> TASK DETAILS
Reproduce the entries below in full, word for word.

> DATASET RECORDS
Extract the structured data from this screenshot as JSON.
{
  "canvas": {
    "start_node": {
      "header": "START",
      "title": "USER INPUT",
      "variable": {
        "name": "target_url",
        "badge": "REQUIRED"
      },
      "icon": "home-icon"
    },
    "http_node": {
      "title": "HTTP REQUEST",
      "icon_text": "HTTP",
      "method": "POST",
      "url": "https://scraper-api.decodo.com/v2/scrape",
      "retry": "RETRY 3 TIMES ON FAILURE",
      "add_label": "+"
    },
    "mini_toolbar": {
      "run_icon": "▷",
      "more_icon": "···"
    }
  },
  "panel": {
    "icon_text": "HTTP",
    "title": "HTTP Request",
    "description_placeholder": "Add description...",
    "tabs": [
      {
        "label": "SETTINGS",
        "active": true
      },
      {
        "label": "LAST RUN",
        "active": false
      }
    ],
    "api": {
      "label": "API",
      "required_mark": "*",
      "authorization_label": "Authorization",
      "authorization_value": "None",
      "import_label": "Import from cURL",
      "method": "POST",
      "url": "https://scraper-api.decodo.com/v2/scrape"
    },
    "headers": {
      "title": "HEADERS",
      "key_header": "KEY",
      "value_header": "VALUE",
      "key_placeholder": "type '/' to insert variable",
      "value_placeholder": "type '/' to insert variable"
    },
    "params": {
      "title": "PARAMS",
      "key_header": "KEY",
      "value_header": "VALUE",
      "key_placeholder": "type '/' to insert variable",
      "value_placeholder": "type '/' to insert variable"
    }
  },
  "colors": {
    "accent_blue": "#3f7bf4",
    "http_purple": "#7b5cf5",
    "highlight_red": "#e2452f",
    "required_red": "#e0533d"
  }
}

> FINAL RESULT
Extract the structured data from this screenshot as JSON.
{
  "canvas": {
    "start_node": {
      "header": "START",
      "title": "USER INPUT",
      "variable": {
        "name": "target_url",
        "badge": "REQUIRED"
      },
      "icon": "home-icon"
    },
    "http_node": {
      "title": "HTTP REQUEST",
      "icon_text": "HTTP",
      "method": "POST",
      "url": "https://scraper-api.decodo.com/v2/scrape",
      "retry": "RETRY 3 TIMES ON FAILURE",
      "add_label": "+"
    },
    "mini_toolbar": {
      "run_icon": "▷",
      "more_icon": "···"
    }
  },
  "panel": {
    "icon_text": "HTTP",
    "title": "HTTP Request",
    "description_placeholder": "Add description...",
    "tabs": [
      {
        "label": "SETTINGS",
        "active": true
      },
      {
        "label": "LAST RUN",
        "active": false
      }
    ],
    "api": {
      "label": "API",
      "required_mark": "*",
      "authorization_label": "Authorization",
      "authorization_value": "None",
      "import_label": "Import from cURL",
      "method": "POST",
      "url": "https://scraper-api.decodo.com/v2/scrape"
    },
    "headers": {
      "title": "HEADERS",
      "key_header": "KEY",
      "value_header": "VALUE",
      "key_placeholder": "type '/' to insert variable",
      "value_placeholder": "type '/' to insert variable"
    },
    "params": {
      "title": "PARAMS",
      "key_header": "KEY",
      "value_header": "VALUE",
      "key_placeholder": "type '/' to insert variable",
      "value_placeholder": "type '/' to insert variable"
    }
  },
  "colors": {
    "accent_blue": "#3f7bf4",
    "http_purple": "#7b5cf5",
    "highlight_red": "#e2452f",
    "required_red": "#e0533d"
  }
}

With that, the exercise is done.